Dataset listings of figures ::
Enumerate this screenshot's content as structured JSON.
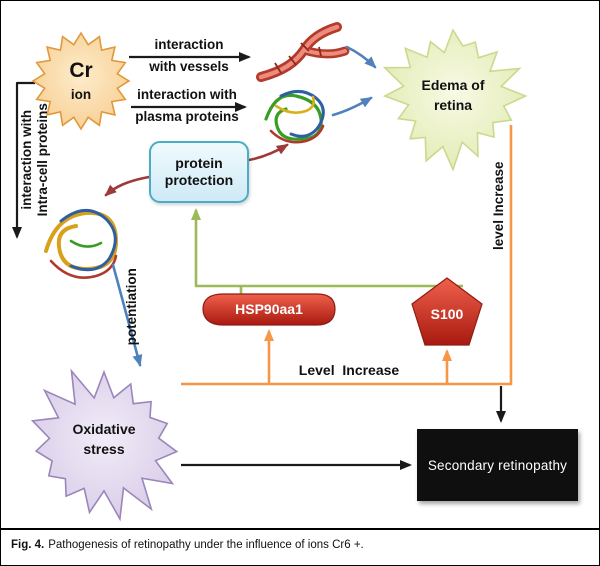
{
  "colors": {
    "arrow-black": "#1a1a1a",
    "arrow-blue": "#4f81bd",
    "arrow-red": "#9e3b3a",
    "arrow-olive": "#9bbb59",
    "arrow-orange": "#f79646",
    "cr-stroke": "#e0993b",
    "edema-stroke": "#c9da8e",
    "oxidative-stroke": "#9a86bb",
    "protection-stroke": "#4bacc6",
    "node-red-dark": "#8e1d12",
    "box-black": "#0f0f0f"
  },
  "nodes": {
    "cr": {
      "line1": "Cr",
      "line2": "ion"
    },
    "edema": {
      "line1": "Edema of",
      "line2": "retina"
    },
    "protection": {
      "line1": "protein",
      "line2": "protection"
    },
    "hsp90": {
      "label": "HSP90aa1"
    },
    "s100": {
      "label": "S100"
    },
    "oxidative": {
      "line1": "Oxidative",
      "line2": "stress"
    },
    "secondary": {
      "label": "Secondary retinopathy"
    }
  },
  "edges": {
    "vessels": {
      "line1": "interaction",
      "line2": "with vessels"
    },
    "plasma": {
      "line1": "interaction with",
      "line2": "plasma proteins"
    },
    "intracell": {
      "line1": "interaction with",
      "line2": "Intra-cell proteins"
    },
    "potentiation": {
      "label": "potentiation"
    },
    "level_increase_right": {
      "label": "level Increase"
    },
    "level_increase_bottom": {
      "label": "Level  Increase"
    }
  },
  "caption": {
    "label": "Fig. 4.",
    "text": "Pathogenesis of retinopathy under the influence of ions Cr6 +."
  }
}
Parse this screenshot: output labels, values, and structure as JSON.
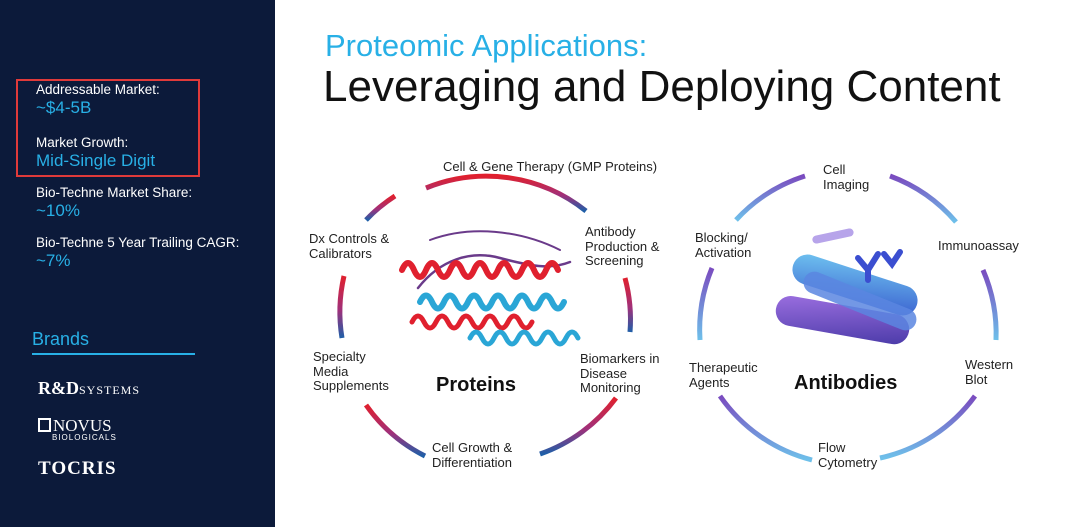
{
  "sidebar": {
    "metrics": [
      {
        "label": "Addressable Market:",
        "value": "~$4-5B"
      },
      {
        "label": "Market Growth:",
        "value": "Mid-Single Digit"
      },
      {
        "label": "Bio-Techne Market Share:",
        "value": "~10%"
      },
      {
        "label": "Bio-Techne 5 Year Trailing CAGR:",
        "value": "~7%"
      }
    ],
    "brands_title": "Brands",
    "brands": {
      "rd_main": "R&D",
      "rd_sub": "SYSTEMS",
      "novus_main": "NOVUS",
      "novus_sub": "BIOLOGICALS",
      "tocris": "TOCRIS"
    }
  },
  "title": {
    "line1": "Proteomic Applications:",
    "line2": "Leveraging and Deploying Content"
  },
  "proteins": {
    "center": "Proteins",
    "labels": [
      "Cell & Gene Therapy (GMP Proteins)",
      "Antibody Production & Screening",
      "Biomarkers in Disease Monitoring",
      "Cell Growth & Differentiation",
      "Specialty Media Supplements",
      "Dx Controls & Calibrators"
    ]
  },
  "antibodies": {
    "center": "Antibodies",
    "labels": [
      "Cell Imaging",
      "Immunoassay",
      "Western Blot",
      "Flow Cytometry",
      "Therapeutic Agents",
      "Blocking/ Activation"
    ]
  },
  "colors": {
    "sidebar_bg": "#0c1a3a",
    "accent": "#28b0e6",
    "highlight": "#e03a3a",
    "proteins_top": "#e0202e",
    "proteins_bottom": "#1f5fa8",
    "antibodies_top": "#7a4bbf",
    "antibodies_bottom": "#6ec0ea"
  }
}
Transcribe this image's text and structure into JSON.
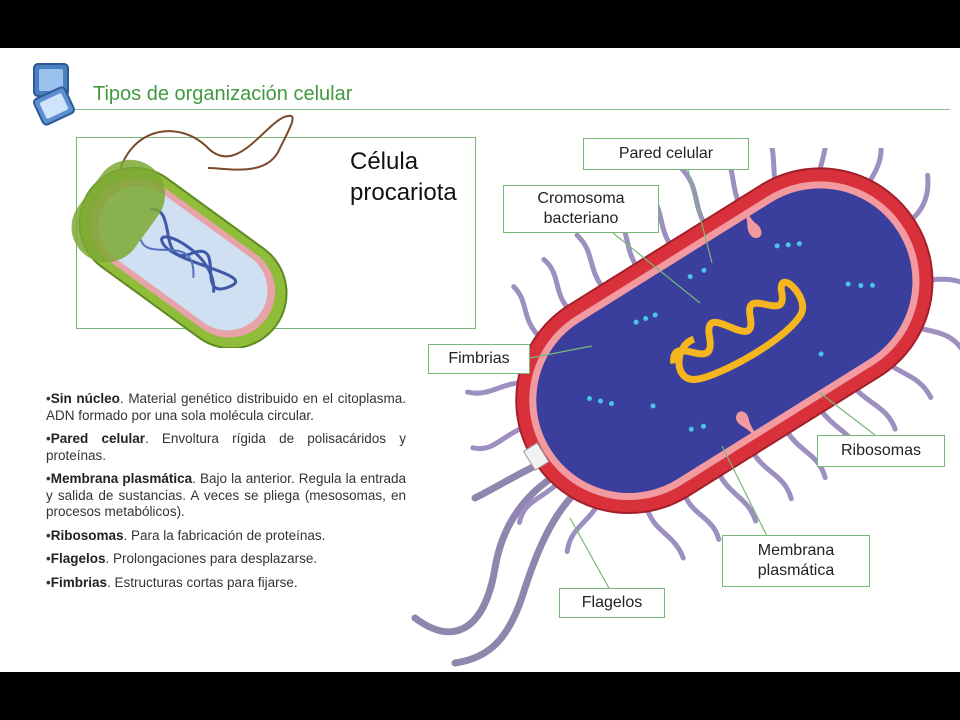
{
  "header": {
    "title": "Tipos de organización celular"
  },
  "cell_title": {
    "line1": "Célula",
    "line2": "procariota"
  },
  "labels": {
    "pared": "Pared celular",
    "cromosoma_1": "Cromosoma",
    "cromosoma_2": "bacteriano",
    "fimbrias": "Fimbrias",
    "ribosomas": "Ribosomas",
    "membrana_1": "Membrana",
    "membrana_2": "plasmática",
    "flagelos": "Flagelos"
  },
  "bullets": [
    {
      "term": "Sin núcleo",
      "text": ". Material genético distribuido en el citoplasma. ADN formado por una sola molécula circular."
    },
    {
      "term": "Pared celular",
      "text": ". Envoltura rígida de polisacáridos y proteínas."
    },
    {
      "term": "Membrana plasmática",
      "text": ". Bajo la anterior. Regula la entrada y salida de sustancias. A veces se pliega (mesosomas, en procesos metabólicos)."
    },
    {
      "term": "Ribosomas",
      "text": ". Para la fabricación de proteínas."
    },
    {
      "term": "Flagelos",
      "text": ". Prolongaciones para desplazarse."
    },
    {
      "term": "Fimbrias",
      "text": ". Estructuras cortas para fijarse."
    }
  ],
  "colors": {
    "accent": "#3f9a3f",
    "border": "#77b877",
    "cytoplasm": "#3a3f9e",
    "membrane": "#e5363f",
    "fimbriae": "#9d8fc0"
  }
}
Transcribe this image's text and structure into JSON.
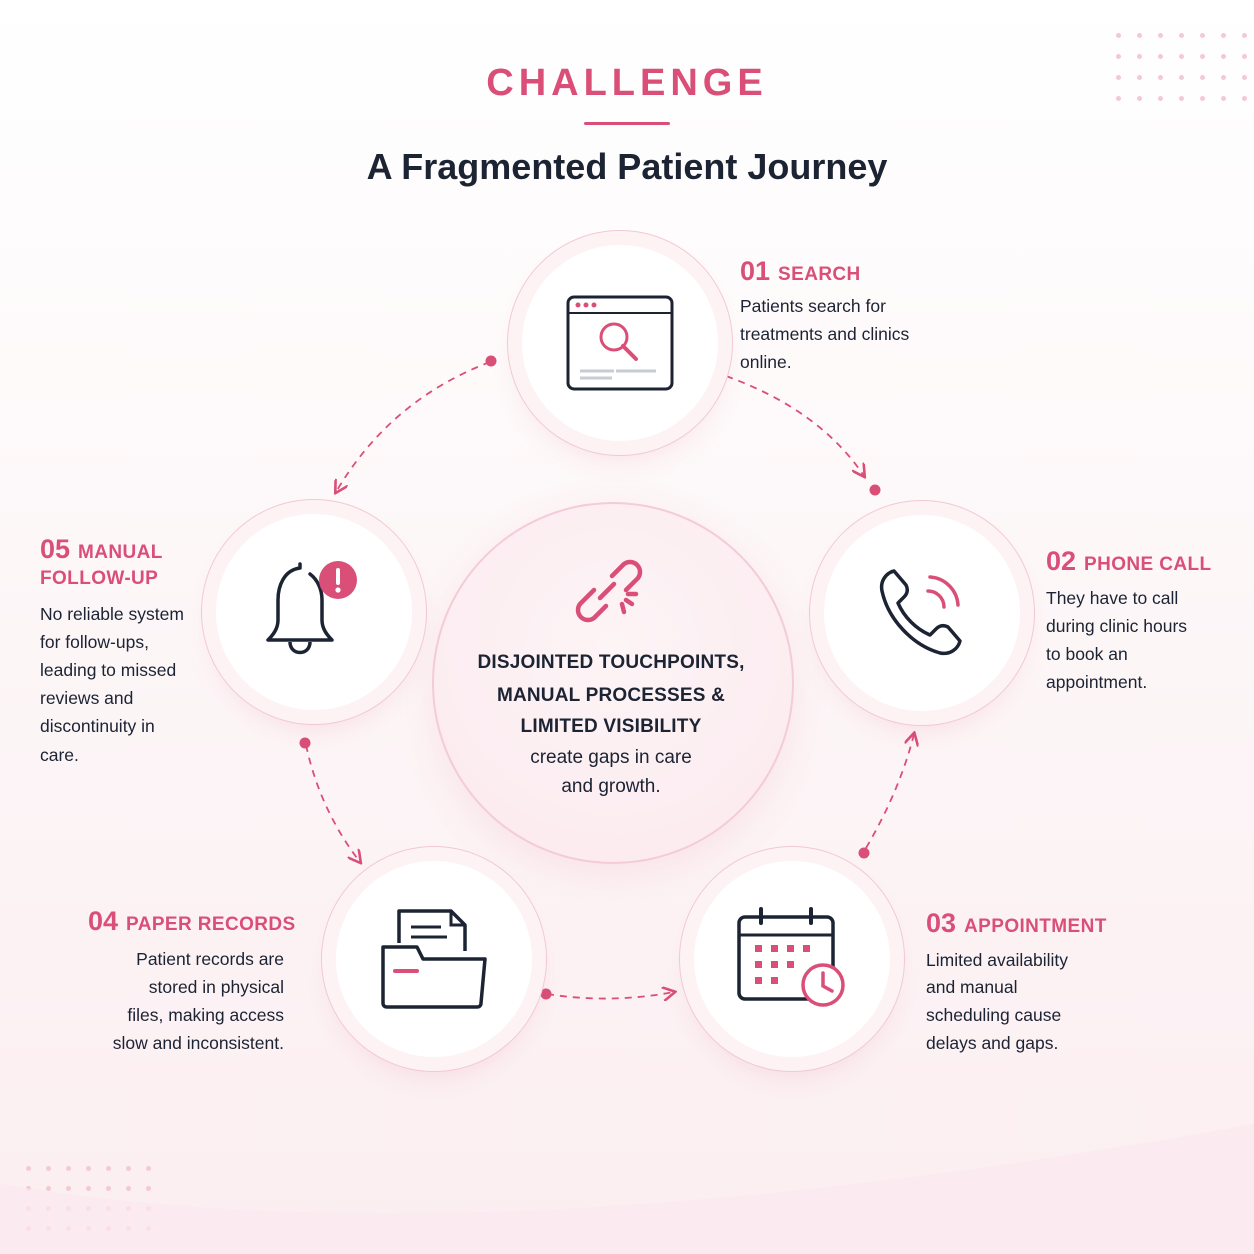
{
  "header": {
    "eyebrow": "CHALLENGE",
    "title": "A Fragmented Patient Journey"
  },
  "center": {
    "icon": "broken-link-icon",
    "bold_lines": [
      "DISJOINTED TOUCHPOINTS,",
      "MANUAL PROCESSES &",
      "LIMITED VISIBILITY"
    ],
    "text_lines": [
      "create gaps in care",
      "and growth."
    ]
  },
  "steps": [
    {
      "num": "01",
      "title": "SEARCH",
      "icon": "browser-search-icon",
      "lines": [
        "Patients search for",
        "treatments and clinics",
        "online."
      ]
    },
    {
      "num": "02",
      "title": "PHONE CALL",
      "icon": "phone-call-icon",
      "lines": [
        "They have to call",
        "during clinic hours",
        "to book an",
        "appointment."
      ]
    },
    {
      "num": "03",
      "title": "APPOINTMENT",
      "icon": "calendar-clock-icon",
      "lines": [
        "Limited availability",
        "and manual",
        "scheduling cause",
        "delays and gaps."
      ]
    },
    {
      "num": "04",
      "title": "PAPER RECORDS",
      "icon": "folder-document-icon",
      "lines": [
        "Patient records are",
        "stored in physical",
        "files, making access",
        "slow and inconsistent."
      ]
    },
    {
      "num": "05",
      "title_lines": [
        "MANUAL",
        "FOLLOW-UP"
      ],
      "icon": "bell-alert-icon",
      "lines": [
        "No reliable system",
        "for follow-ups,",
        "leading to missed",
        "reviews and",
        "discontinuity in",
        "care."
      ]
    }
  ],
  "colors": {
    "accent": "#d94f78",
    "ink": "#1c2333",
    "soft": "#f2c9d3"
  }
}
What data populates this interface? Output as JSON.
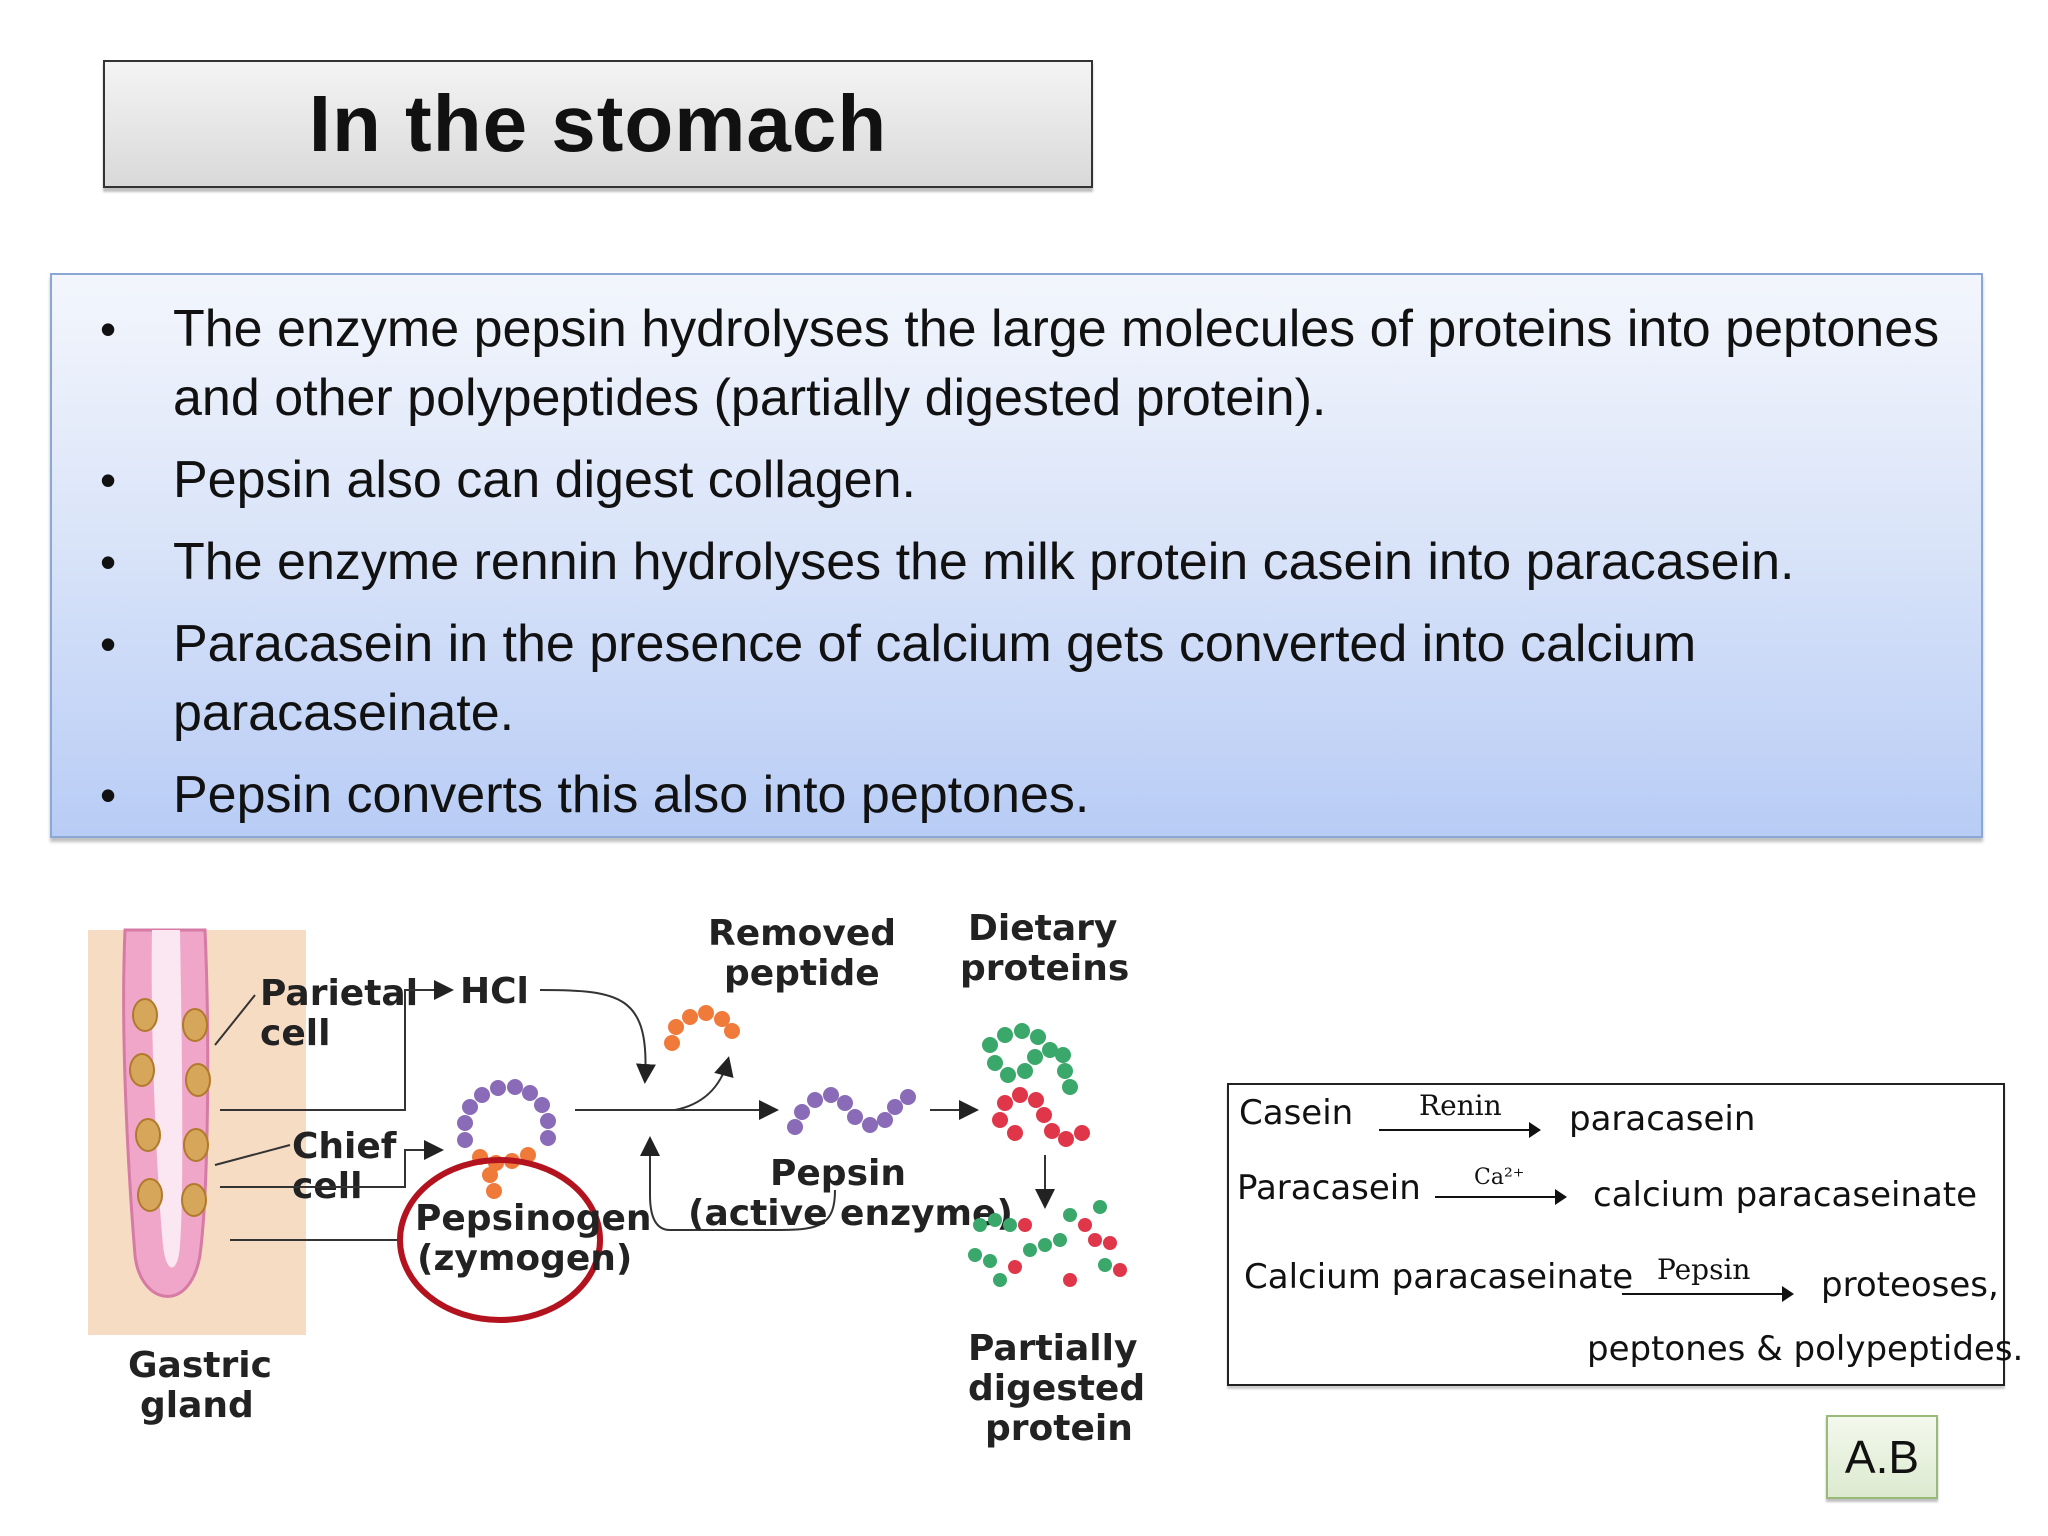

Task requirements ::
Retype the records exactly. Any image in them should not appear in what you write.

Answer to the exercise ::
Enumerate this screenshot's content as structured JSON.
{
  "colors": {
    "arrow-black": "#1a1a1a",
    "arrow-blue": "#4f81bd",
    "arrow-red": "#9e3b3a",
    "arrow-olive": "#9bbb59",
    "arrow-orange": "#f79646",
    "cr-stroke": "#e0993b",
    "edema-stroke": "#c9da8e",
    "oxidative-stroke": "#9a86bb",
    "protection-stroke": "#4bacc6",
    "node-red-dark": "#8e1d12",
    "box-black": "#0f0f0f"
  },
  "nodes": {
    "cr": {
      "line1": "Cr",
      "line2": "ion"
    },
    "edema": {
      "line1": "Edema of",
      "line2": "retina"
    },
    "protection": {
      "line1": "protein",
      "line2": "protection"
    },
    "hsp90": {
      "label": "HSP90aa1"
    },
    "s100": {
      "label": "S100"
    },
    "oxidative": {
      "line1": "Oxidative",
      "line2": "stress"
    },
    "secondary": {
      "label": "Secondary retinopathy"
    }
  },
  "edges": {
    "vessels": {
      "line1": "interaction",
      "line2": "with vessels"
    },
    "plasma": {
      "line1": "interaction with",
      "line2": "plasma proteins"
    },
    "intracell": {
      "line1": "interaction with",
      "line2": "Intra-cell proteins"
    },
    "potentiation": {
      "label": "potentiation"
    },
    "level_increase_right": {
      "label": "level Increase"
    },
    "level_increase_bottom": {
      "label": "Level  Increase"
    }
  },
  "caption": {
    "label": "Fig. 4.",
    "text": "Pathogenesis of retinopathy under the influence of ions Cr6 +."
  }
}
Parse this screenshot: output labels, values, and structure as JSON.
{
  "sidebar": {
    "metrics": [
      {
        "label": "Addressable Market:",
        "value": "~$4-5B"
      },
      {
        "label": "Market Growth:",
        "value": "Mid-Single Digit"
      },
      {
        "label": "Bio-Techne Market Share:",
        "value": "~10%"
      },
      {
        "label": "Bio-Techne 5 Year Trailing CAGR:",
        "value": "~7%"
      }
    ],
    "brands_title": "Brands",
    "brands": {
      "rd_main": "R&D",
      "rd_sub": "SYSTEMS",
      "novus_main": "NOVUS",
      "novus_sub": "BIOLOGICALS",
      "tocris": "TOCRIS"
    }
  },
  "title": {
    "line1": "Proteomic Applications:",
    "line2": "Leveraging and Deploying Content"
  },
  "proteins": {
    "center": "Proteins",
    "labels": [
      "Cell & Gene Therapy (GMP Proteins)",
      "Antibody Production & Screening",
      "Biomarkers in Disease Monitoring",
      "Cell Growth & Differentiation",
      "Specialty Media Supplements",
      "Dx Controls & Calibrators"
    ]
  },
  "antibodies": {
    "center": "Antibodies",
    "labels": [
      "Cell Imaging",
      "Immunoassay",
      "Western Blot",
      "Flow Cytometry",
      "Therapeutic Agents",
      "Blocking/ Activation"
    ]
  },
  "colors": {
    "sidebar_bg": "#0c1a3a",
    "accent": "#28b0e6",
    "highlight": "#e03a3a",
    "proteins_top": "#e0202e",
    "proteins_bottom": "#1f5fa8",
    "antibodies_top": "#7a4bbf",
    "antibodies_bottom": "#6ec0ea"
  }
}
Transcribe this image's text and structure into JSON.
{
  "header": {
    "title": "Tipos de organización celular"
  },
  "cell_title": {
    "line1": "Célula",
    "line2": "procariota"
  },
  "labels": {
    "pared": "Pared celular",
    "cromosoma_1": "Cromosoma",
    "cromosoma_2": "bacteriano",
    "fimbrias": "Fimbrias",
    "ribosomas": "Ribosomas",
    "membrana_1": "Membrana",
    "membrana_2": "plasmática",
    "flagelos": "Flagelos"
  },
  "bullets": [
    {
      "term": "Sin núcleo",
      "text": ". Material genético distribuido en el citoplasma. ADN formado por una sola molécula circular."
    },
    {
      "term": "Pared celular",
      "text": ". Envoltura rígida de polisacáridos y proteínas."
    },
    {
      "term": "Membrana plasmática",
      "text": ". Bajo la anterior. Regula la entrada y salida de sustancias. A veces se pliega (mesosomas, en procesos metabólicos)."
    },
    {
      "term": "Ribosomas",
      "text": ". Para la fabricación de proteínas."
    },
    {
      "term": "Flagelos",
      "text": ". Prolongaciones para desplazarse."
    },
    {
      "term": "Fimbrias",
      "text": ". Estructuras cortas para fijarse."
    }
  ],
  "colors": {
    "accent": "#3f9a3f",
    "border": "#77b877",
    "cytoplasm": "#3a3f9e",
    "membrane": "#e5363f",
    "fimbriae": "#9d8fc0"
  }
}
Transcribe this image's text and structure into JSON.
{
  "header": {
    "eyebrow": "CHALLENGE",
    "title": "A Fragmented Patient Journey"
  },
  "center": {
    "icon": "broken-link-icon",
    "bold_lines": [
      "DISJOINTED TOUCHPOINTS,",
      "MANUAL PROCESSES &",
      "LIMITED VISIBILITY"
    ],
    "text_lines": [
      "create gaps in care",
      "and growth."
    ]
  },
  "steps": [
    {
      "num": "01",
      "title": "SEARCH",
      "icon": "browser-search-icon",
      "lines": [
        "Patients search for",
        "treatments and clinics",
        "online."
      ]
    },
    {
      "num": "02",
      "title": "PHONE CALL",
      "icon": "phone-call-icon",
      "lines": [
        "They have to call",
        "during clinic hours",
        "to book an",
        "appointment."
      ]
    },
    {
      "num": "03",
      "title": "APPOINTMENT",
      "icon": "calendar-clock-icon",
      "lines": [
        "Limited availability",
        "and manual",
        "scheduling cause",
        "delays and gaps."
      ]
    },
    {
      "num": "04",
      "title": "PAPER RECORDS",
      "icon": "folder-document-icon",
      "lines": [
        "Patient records are",
        "stored in physical",
        "files, making access",
        "slow and inconsistent."
      ]
    },
    {
      "num": "05",
      "title_lines": [
        "MANUAL",
        "FOLLOW-UP"
      ],
      "icon": "bell-alert-icon",
      "lines": [
        "No reliable system",
        "for follow-ups,",
        "leading to missed",
        "reviews and",
        "discontinuity in",
        "care."
      ]
    }
  ],
  "colors": {
    "accent": "#d94f78",
    "ink": "#1c2333",
    "soft": "#f2c9d3"
  }
}
What data populates this interface? Output as JSON.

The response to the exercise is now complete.